Deep inside our cells, the DNA that encodes the mysteries of our individuality twines into tidy little spiral staircases neatly side by side — or so we might imagine.
Consider, though, that if you scale up the nucleus of a cell to the size of a basketball, each molecule of DNA inside it would resemble fishing line more than four miles long. And now consider what happens to your iPod headphones when you cram them into a pocket: Invariably, it seems, they tangle. And they’re only a foot long!
Now you have a picture of the gargantuan task your cells face in managing the snarls that form in DNA. Storing the DNA isn’t a problem because the cell can pack each strand systematically into a tidy, tight ball. And for some tasks, the cell can just unwind the ball a bit, keeping the unruly strands in check. But when the cell needs to snip the DNA and rearrange its genetic sequence, the strands almost unavoidably kink into a tangled mess.

_STORED DATA:_
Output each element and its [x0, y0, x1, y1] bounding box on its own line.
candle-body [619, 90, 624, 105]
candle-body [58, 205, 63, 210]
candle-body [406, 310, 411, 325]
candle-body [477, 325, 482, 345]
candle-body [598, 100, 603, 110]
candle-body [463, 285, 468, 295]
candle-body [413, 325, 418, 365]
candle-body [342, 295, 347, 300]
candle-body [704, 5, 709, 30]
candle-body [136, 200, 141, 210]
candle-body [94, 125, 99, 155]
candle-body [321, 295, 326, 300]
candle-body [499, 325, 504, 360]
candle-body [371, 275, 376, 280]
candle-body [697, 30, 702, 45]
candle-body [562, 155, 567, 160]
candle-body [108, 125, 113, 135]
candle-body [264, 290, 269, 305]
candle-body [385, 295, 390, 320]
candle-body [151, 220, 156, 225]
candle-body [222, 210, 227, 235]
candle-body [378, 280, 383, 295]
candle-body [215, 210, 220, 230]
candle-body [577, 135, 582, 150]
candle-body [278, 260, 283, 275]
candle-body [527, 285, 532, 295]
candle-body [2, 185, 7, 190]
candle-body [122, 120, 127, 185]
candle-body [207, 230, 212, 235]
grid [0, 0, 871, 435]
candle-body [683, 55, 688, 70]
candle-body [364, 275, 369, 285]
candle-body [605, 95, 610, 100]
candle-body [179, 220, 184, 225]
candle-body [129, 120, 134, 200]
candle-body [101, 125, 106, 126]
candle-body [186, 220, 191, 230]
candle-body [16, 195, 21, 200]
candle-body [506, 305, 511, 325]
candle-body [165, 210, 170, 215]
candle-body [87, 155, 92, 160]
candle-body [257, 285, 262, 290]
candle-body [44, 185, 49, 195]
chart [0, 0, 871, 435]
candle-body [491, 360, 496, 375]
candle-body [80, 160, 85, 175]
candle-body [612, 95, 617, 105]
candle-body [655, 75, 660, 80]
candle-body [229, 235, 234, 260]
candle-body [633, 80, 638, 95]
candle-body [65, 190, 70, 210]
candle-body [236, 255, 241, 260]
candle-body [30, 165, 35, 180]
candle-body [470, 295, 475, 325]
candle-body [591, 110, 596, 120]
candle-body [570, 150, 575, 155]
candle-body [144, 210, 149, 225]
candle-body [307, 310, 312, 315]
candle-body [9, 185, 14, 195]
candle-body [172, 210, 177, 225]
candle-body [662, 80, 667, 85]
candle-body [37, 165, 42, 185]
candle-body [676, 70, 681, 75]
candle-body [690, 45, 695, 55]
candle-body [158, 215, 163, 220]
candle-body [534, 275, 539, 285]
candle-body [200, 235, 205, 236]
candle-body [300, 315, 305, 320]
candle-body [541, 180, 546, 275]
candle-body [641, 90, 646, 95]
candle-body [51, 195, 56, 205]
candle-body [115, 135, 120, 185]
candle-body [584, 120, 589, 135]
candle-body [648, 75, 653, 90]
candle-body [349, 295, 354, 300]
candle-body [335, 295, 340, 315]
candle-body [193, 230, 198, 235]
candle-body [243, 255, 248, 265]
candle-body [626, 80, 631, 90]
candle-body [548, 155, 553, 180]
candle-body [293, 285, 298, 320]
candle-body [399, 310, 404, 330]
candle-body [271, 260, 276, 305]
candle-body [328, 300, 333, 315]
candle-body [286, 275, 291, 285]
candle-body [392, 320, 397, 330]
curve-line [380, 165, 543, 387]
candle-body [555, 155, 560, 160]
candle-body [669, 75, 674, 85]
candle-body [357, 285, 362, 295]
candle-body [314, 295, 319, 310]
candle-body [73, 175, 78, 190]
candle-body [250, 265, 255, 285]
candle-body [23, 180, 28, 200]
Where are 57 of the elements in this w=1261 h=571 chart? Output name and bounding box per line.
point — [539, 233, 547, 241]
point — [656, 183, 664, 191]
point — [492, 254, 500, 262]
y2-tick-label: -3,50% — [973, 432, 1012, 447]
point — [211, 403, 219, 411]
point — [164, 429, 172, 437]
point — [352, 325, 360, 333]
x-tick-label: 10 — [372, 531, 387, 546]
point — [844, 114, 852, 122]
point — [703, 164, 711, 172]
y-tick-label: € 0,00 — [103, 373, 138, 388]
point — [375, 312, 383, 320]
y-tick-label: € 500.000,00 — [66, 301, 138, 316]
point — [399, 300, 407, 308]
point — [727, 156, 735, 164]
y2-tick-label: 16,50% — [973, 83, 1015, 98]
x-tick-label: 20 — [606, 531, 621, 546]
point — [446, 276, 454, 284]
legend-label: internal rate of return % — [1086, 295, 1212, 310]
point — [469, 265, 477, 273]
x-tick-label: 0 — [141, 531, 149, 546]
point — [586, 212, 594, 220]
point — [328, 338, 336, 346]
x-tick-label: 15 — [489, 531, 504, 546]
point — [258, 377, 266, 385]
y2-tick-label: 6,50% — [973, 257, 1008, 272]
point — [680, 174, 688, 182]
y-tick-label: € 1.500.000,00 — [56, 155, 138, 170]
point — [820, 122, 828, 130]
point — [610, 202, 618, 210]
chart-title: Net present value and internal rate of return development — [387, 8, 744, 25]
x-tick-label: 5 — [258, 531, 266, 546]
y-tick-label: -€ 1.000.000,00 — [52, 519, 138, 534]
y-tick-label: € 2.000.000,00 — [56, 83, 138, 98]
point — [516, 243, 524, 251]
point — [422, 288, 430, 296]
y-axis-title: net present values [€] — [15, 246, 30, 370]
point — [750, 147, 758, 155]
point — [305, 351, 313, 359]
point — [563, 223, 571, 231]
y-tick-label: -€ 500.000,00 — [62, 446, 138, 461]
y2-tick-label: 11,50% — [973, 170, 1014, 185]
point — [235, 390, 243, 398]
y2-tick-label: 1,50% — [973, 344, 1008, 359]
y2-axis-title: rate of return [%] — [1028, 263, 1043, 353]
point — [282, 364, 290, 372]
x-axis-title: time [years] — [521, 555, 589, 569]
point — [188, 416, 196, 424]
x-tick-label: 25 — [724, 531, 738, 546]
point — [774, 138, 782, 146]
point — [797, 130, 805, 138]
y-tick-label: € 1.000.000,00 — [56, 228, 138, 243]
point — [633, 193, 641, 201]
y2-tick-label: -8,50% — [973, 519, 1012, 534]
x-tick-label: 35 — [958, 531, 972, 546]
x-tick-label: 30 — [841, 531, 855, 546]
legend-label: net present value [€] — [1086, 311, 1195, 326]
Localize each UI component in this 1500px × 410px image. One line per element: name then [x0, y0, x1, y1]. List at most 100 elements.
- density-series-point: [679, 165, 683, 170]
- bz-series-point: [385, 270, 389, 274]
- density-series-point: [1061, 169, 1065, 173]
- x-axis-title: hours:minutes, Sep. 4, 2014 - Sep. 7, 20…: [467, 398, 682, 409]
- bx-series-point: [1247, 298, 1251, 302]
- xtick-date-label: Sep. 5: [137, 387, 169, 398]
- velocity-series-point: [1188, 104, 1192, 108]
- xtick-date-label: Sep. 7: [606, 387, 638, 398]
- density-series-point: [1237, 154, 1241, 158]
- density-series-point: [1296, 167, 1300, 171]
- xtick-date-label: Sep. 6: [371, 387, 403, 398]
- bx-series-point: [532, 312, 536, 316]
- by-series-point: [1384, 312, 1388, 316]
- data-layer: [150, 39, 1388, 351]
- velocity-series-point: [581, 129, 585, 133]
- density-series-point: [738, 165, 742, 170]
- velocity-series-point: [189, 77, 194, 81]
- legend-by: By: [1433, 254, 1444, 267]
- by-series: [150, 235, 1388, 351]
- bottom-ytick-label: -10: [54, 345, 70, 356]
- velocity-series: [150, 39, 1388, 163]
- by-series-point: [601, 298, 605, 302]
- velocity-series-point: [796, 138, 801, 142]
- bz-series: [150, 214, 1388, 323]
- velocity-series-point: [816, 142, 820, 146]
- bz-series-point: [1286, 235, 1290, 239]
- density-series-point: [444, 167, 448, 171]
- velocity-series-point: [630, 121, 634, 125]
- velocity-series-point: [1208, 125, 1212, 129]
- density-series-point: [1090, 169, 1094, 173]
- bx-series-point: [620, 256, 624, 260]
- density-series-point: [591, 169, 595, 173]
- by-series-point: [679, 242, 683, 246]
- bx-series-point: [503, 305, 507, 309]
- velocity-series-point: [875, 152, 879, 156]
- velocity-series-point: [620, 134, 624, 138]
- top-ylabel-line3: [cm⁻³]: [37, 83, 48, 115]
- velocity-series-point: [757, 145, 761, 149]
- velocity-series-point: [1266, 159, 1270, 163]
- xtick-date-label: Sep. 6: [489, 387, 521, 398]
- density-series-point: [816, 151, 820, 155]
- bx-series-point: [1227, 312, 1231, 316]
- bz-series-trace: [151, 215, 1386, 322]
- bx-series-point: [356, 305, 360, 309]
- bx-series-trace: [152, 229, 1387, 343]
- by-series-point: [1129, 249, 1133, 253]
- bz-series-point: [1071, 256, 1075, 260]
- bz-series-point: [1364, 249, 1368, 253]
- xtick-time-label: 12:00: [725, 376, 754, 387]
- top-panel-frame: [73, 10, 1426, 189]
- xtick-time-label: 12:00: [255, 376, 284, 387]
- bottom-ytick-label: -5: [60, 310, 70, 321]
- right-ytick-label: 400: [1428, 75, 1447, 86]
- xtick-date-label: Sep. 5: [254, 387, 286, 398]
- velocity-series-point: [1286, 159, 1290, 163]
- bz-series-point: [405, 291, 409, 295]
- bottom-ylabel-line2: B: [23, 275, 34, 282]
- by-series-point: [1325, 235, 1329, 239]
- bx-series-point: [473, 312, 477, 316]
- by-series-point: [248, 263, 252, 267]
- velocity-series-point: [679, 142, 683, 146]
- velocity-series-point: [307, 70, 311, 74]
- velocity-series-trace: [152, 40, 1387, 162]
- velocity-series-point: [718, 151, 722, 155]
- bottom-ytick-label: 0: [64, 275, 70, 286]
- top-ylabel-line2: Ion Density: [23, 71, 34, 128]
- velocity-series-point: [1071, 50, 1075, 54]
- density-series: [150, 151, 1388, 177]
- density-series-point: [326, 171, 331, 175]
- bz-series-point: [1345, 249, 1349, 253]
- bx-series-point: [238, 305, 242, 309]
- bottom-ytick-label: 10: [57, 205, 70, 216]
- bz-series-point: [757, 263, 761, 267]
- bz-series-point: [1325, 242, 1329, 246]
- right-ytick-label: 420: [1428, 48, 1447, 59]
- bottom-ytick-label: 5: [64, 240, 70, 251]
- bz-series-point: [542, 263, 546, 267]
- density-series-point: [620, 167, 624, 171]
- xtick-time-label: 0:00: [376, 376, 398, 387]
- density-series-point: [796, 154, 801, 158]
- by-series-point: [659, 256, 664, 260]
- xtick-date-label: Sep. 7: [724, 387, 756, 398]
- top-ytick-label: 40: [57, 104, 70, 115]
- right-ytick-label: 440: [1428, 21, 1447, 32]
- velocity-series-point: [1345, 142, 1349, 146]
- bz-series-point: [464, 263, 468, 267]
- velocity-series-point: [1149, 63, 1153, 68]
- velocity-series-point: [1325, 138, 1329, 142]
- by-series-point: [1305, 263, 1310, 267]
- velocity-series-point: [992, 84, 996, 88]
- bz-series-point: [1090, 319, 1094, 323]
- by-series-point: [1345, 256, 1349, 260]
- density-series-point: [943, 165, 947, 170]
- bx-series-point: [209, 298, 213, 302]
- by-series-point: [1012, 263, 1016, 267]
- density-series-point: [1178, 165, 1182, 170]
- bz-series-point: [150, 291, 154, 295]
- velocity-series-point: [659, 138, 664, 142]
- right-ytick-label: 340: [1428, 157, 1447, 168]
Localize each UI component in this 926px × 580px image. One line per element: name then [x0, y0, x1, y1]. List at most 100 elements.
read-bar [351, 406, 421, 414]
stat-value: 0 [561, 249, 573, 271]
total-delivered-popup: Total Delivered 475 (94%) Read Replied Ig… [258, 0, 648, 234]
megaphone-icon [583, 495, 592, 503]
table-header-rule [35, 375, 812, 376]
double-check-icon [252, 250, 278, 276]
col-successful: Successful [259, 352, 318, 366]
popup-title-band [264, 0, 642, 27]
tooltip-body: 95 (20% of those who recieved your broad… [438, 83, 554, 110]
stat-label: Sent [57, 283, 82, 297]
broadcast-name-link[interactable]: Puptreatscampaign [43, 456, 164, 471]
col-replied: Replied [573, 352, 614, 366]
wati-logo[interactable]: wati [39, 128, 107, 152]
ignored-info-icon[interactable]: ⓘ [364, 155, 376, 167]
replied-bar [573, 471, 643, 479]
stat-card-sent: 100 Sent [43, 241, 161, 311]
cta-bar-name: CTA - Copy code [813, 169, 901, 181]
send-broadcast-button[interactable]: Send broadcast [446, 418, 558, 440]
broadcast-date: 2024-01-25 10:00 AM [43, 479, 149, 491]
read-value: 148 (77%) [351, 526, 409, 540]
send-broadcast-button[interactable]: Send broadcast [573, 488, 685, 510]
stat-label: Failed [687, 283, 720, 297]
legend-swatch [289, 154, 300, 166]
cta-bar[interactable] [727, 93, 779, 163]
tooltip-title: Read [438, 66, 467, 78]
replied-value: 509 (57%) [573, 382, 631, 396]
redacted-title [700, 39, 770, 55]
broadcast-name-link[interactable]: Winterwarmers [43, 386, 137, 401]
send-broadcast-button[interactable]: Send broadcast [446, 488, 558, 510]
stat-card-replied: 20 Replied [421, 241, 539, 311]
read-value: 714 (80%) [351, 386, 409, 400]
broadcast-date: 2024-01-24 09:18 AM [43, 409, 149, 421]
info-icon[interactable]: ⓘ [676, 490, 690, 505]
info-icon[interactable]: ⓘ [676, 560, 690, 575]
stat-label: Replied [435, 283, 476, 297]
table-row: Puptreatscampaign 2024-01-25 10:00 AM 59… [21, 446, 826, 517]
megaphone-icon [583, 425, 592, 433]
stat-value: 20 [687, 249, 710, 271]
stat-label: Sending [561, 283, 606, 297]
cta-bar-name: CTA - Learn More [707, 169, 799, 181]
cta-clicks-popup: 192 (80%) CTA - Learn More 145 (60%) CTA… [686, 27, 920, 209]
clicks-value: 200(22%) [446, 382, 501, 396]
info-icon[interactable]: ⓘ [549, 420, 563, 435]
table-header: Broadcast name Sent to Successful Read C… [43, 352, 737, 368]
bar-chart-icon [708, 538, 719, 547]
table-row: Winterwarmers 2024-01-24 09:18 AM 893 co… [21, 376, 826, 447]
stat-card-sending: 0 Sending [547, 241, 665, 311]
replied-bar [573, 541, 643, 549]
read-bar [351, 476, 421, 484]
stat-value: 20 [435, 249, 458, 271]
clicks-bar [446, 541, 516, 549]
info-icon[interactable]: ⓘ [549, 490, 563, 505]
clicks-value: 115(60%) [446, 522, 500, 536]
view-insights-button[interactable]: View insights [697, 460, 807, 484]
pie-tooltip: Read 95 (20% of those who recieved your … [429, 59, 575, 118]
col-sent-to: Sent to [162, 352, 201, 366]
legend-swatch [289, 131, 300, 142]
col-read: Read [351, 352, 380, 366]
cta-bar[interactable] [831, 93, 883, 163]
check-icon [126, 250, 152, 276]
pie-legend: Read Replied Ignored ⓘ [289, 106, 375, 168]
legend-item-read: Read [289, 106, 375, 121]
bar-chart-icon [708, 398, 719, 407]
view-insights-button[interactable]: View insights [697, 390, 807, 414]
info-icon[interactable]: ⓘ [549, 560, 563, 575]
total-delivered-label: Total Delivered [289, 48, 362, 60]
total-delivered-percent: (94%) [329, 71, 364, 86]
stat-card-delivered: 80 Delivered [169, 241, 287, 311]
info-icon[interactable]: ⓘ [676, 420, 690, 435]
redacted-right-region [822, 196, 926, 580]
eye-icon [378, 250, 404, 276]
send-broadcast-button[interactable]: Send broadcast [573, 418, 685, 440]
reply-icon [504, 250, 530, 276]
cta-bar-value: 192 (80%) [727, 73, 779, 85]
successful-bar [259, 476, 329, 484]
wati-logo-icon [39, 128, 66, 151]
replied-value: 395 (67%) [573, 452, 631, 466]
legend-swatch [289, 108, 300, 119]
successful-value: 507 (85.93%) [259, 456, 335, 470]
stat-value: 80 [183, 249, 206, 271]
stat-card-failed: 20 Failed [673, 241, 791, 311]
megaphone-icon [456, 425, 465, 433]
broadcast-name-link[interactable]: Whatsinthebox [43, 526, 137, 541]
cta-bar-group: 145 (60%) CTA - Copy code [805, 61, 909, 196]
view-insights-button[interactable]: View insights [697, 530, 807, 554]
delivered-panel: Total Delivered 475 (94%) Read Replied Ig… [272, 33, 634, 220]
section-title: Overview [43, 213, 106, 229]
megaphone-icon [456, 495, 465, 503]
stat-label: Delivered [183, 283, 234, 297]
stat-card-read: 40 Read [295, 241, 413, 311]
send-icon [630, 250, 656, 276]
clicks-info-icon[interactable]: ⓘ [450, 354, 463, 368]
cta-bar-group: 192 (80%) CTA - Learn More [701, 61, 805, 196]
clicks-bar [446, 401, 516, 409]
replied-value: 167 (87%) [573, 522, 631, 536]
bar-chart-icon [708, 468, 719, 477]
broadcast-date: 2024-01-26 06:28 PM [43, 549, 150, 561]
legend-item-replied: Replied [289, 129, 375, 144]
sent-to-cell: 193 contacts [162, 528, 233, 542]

_LIST OF TASKS:_
A - In the text about DNA tangling, what would each DNA molecule resemble if a cell's nucleus were scaled up to the size of a basketball?
B - Continue the text about DNA tangling in cells from its last sentence.

_RESPONSES PER TASK:_
A - It would resemble fishing line more than four miles long.

B -
Researchers have found that DNA can form incredibly complex knots, sometimes with dozens of crossings. But now a pair of mathematicians has shown that DNA can only form certain kinds of knots, not any knot at all. The discovery may help biologists understand site-specific recombination, the way that cells perform surgery on their DNA.
Although we tend to think of our genetic sequence as being fixed at conception, cells occasionally need to shuffle specific bits of their DNA around. Cells might reverse a small stretch of a sequence or move a section from one strand to another. Brewer’s yeast, for example, uses recombination just before cell division to prepare its DNA to divide rapidly. Viruses use recombination to insert their own DNA into the host cell, tricking the cell into producing thousands of copies of the virus. And recombination is our tool when we create genetically engineered cells.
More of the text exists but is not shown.